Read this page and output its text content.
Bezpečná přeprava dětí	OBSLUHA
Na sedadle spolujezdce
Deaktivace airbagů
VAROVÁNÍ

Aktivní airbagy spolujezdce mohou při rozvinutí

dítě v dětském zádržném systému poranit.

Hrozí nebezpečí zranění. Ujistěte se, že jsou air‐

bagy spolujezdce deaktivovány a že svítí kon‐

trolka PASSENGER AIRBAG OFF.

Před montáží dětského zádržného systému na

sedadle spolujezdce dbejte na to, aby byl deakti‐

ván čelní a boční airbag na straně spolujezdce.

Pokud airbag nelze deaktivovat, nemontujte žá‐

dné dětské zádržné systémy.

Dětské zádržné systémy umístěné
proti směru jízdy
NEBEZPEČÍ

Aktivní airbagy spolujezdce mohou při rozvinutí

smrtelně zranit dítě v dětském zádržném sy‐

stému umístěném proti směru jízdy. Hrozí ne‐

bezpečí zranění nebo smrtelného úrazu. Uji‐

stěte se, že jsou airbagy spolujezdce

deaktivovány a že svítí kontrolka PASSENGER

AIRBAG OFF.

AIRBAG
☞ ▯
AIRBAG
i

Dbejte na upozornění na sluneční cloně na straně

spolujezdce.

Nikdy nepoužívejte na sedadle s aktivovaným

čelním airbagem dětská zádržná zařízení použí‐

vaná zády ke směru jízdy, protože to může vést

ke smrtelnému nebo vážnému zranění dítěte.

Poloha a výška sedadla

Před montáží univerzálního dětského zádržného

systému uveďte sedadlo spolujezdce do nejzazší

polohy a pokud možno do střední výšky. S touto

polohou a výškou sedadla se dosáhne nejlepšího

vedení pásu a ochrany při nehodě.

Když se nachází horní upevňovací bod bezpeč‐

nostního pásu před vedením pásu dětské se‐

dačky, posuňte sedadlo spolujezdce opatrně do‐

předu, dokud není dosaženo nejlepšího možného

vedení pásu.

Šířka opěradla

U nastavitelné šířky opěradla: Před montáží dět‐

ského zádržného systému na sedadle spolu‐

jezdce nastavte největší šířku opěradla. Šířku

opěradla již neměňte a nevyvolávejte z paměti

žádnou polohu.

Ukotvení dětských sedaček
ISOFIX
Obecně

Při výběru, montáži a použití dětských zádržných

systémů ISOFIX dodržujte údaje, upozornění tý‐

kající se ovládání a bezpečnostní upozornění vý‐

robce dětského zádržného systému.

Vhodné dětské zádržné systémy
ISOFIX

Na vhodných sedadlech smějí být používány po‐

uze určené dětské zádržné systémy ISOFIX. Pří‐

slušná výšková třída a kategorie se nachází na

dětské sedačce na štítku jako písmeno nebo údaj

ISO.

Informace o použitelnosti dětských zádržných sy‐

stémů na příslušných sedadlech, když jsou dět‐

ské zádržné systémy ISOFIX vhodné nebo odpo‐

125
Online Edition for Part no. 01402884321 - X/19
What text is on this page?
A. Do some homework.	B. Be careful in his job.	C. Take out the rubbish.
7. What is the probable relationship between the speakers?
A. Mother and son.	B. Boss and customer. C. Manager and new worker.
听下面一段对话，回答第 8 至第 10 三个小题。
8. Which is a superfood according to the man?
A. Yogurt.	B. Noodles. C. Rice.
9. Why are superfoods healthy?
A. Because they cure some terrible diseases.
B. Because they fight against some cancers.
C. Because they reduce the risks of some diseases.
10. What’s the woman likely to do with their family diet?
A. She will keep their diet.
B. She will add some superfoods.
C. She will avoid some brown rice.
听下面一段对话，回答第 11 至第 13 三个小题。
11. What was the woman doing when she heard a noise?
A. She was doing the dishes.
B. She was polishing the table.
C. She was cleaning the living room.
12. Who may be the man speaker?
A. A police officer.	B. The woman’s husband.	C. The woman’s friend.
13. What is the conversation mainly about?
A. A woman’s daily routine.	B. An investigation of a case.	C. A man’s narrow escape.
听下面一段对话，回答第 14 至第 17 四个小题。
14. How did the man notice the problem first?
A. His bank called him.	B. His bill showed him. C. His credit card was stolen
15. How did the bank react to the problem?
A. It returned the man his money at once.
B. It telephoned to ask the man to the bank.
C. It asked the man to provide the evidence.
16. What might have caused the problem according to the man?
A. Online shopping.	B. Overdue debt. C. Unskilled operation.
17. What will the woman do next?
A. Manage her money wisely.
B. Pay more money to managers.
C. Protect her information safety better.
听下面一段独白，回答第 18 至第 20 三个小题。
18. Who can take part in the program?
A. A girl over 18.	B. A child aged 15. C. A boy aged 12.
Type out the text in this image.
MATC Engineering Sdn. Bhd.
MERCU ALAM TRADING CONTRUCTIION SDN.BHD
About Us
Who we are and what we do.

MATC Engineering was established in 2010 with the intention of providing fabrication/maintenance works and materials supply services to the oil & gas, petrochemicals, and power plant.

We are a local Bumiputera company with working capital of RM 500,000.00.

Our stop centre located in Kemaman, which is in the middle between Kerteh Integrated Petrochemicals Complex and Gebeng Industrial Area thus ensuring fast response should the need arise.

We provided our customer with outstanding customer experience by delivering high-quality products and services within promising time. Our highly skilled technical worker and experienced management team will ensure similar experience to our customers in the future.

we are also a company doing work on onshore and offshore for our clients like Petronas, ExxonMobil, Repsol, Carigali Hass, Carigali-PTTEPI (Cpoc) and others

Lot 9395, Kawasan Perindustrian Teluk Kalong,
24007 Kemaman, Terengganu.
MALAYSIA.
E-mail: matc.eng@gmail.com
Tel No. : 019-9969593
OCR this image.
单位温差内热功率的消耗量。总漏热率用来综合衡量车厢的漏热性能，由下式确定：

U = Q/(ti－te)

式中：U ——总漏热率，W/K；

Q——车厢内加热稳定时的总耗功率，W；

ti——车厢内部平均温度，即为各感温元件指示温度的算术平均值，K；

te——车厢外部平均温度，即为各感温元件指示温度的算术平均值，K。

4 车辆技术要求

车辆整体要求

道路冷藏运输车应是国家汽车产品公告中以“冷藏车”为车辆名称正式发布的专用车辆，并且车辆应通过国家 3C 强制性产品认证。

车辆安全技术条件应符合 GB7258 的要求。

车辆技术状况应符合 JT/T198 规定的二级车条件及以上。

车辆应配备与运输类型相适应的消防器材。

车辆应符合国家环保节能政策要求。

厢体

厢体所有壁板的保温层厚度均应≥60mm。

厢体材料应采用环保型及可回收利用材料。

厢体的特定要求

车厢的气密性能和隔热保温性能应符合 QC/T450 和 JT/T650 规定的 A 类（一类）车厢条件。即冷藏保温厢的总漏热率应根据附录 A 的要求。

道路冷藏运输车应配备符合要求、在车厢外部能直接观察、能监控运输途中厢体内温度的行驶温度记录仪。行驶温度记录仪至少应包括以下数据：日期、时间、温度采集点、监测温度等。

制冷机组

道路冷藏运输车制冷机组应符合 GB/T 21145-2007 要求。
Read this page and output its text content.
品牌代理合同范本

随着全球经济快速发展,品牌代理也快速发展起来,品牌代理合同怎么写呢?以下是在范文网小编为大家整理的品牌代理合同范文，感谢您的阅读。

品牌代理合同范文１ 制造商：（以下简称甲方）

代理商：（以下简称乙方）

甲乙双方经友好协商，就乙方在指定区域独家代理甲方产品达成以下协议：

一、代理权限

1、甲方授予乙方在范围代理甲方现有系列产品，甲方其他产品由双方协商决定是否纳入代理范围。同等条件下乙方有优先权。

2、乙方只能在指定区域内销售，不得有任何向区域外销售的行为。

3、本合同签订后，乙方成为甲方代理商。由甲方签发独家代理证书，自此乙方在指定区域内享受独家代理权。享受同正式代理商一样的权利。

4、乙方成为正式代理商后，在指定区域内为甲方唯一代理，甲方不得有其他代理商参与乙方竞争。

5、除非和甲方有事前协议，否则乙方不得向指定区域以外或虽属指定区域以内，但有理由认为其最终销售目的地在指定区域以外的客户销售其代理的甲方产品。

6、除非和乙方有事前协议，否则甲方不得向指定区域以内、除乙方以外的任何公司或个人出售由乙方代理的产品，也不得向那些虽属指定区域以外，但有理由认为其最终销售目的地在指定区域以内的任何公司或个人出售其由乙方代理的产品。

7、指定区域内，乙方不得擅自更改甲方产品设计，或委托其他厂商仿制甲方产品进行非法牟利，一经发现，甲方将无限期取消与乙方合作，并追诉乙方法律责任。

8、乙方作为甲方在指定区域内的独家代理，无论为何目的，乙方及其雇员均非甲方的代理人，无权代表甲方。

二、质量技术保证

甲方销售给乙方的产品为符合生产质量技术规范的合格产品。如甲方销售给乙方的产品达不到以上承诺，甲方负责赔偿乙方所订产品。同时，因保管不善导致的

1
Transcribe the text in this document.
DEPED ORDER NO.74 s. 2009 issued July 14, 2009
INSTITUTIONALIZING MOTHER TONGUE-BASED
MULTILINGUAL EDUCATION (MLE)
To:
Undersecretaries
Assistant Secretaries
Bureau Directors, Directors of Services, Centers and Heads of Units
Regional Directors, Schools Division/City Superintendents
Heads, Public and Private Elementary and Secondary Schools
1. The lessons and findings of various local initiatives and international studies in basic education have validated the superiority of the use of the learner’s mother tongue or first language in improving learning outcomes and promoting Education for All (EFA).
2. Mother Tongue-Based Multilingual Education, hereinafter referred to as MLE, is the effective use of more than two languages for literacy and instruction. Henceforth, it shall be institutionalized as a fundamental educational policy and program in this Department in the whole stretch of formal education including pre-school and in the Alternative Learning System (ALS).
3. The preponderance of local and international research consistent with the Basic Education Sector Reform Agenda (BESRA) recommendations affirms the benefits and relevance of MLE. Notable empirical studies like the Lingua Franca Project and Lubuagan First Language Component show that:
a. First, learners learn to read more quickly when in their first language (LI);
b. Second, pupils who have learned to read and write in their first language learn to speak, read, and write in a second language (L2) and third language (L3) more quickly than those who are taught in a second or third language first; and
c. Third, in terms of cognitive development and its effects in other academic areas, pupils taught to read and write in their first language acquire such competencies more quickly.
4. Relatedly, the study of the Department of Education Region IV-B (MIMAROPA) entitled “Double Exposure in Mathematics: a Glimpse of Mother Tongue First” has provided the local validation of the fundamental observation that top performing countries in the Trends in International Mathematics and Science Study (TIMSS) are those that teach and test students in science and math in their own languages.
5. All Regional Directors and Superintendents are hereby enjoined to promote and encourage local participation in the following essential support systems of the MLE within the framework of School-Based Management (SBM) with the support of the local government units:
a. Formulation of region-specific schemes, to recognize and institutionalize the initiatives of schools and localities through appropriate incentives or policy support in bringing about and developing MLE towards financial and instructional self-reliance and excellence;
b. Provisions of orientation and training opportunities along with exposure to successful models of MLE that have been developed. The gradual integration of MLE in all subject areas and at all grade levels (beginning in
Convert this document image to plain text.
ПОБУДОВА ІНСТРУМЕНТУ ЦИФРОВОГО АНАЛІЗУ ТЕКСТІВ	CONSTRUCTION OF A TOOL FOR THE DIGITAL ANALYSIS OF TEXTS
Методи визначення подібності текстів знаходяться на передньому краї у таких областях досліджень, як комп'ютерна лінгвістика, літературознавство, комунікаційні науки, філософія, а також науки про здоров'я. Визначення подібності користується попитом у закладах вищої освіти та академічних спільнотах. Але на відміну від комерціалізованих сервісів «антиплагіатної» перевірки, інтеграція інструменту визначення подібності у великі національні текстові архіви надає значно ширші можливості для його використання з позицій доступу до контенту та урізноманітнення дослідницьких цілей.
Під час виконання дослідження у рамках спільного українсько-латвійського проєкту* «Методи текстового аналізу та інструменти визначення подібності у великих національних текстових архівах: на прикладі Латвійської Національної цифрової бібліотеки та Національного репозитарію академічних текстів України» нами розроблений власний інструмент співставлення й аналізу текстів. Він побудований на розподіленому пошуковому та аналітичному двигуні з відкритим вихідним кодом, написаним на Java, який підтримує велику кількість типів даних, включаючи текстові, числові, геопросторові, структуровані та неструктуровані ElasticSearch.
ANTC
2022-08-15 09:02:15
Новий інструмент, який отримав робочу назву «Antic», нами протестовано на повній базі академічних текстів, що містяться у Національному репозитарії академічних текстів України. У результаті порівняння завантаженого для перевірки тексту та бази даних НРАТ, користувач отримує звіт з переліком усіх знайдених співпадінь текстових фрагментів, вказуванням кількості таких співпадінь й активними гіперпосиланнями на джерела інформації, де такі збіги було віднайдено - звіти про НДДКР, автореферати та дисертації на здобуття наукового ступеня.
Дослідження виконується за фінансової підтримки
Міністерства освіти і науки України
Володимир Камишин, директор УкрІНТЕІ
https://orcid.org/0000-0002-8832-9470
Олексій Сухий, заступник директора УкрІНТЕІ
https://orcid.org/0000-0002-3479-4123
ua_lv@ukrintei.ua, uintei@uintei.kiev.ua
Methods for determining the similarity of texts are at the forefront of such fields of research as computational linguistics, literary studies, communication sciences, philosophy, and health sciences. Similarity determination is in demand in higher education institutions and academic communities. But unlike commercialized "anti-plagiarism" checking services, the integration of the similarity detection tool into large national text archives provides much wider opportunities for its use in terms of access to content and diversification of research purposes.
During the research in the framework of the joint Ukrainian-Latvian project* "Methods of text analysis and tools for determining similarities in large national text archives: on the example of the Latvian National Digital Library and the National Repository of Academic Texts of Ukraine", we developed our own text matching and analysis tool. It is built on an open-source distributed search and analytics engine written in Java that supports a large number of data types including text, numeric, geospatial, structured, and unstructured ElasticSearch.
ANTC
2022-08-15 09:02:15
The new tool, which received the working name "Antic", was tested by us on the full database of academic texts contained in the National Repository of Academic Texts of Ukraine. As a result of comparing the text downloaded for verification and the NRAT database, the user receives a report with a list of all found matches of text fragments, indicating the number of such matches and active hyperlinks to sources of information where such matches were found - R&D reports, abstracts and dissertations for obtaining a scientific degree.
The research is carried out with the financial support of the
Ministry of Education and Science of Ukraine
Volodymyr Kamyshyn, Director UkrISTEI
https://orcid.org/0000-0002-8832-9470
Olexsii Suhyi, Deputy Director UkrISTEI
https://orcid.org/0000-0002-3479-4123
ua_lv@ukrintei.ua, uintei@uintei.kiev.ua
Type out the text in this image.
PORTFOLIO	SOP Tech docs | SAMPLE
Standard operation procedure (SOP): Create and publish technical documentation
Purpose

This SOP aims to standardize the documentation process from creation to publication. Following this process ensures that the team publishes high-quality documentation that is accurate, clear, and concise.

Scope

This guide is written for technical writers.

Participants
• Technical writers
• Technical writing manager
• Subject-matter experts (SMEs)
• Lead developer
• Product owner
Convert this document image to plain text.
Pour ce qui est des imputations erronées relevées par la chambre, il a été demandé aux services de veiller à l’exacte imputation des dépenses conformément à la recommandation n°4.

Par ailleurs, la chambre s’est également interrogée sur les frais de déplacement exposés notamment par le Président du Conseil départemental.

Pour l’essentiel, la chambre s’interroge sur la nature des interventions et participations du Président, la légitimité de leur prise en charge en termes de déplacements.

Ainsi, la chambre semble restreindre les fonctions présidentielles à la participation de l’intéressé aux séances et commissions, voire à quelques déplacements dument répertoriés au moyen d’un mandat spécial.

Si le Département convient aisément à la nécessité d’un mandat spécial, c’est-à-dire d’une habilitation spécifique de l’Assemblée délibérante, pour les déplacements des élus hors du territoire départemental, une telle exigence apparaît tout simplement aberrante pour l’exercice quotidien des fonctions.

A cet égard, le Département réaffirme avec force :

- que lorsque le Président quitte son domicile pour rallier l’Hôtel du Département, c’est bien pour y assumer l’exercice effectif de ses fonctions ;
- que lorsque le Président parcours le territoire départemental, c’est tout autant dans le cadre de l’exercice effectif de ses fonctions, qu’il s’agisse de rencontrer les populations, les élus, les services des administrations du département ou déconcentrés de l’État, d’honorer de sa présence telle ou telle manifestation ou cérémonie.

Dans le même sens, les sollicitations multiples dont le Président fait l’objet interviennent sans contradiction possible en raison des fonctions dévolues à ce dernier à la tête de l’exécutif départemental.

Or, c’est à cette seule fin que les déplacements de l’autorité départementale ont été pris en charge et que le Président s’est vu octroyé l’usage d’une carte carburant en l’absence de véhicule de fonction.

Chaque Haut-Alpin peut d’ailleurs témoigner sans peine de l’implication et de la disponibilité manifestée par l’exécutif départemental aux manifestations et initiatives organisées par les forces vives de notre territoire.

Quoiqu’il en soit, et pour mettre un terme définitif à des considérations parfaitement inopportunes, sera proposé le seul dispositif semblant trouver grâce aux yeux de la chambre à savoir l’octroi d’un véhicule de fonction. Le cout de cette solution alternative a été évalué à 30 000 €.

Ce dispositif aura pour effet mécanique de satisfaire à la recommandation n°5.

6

========================================

GIVEN TASK: Show every line from the entries above in which "those" appears.

TASK RESPONSE:
b. Second, pupils who have learned to read and write in their first language learn to speak, read, and write in a second language (L2) and third language (L3) more quickly than those who are taught in a second or third language first; and
4. Relatedly, the study of the Department of Education Region IV-B (MIMAROPA) entitled “Double Exposure in Mathematics: a Glimpse of Mother Tongue First” has provided the local validation of the fundamental observation that top performing countries in the Trends in International Mathematics and Science Study (TIMSS) are those that teach and test students in science and math in their own languages.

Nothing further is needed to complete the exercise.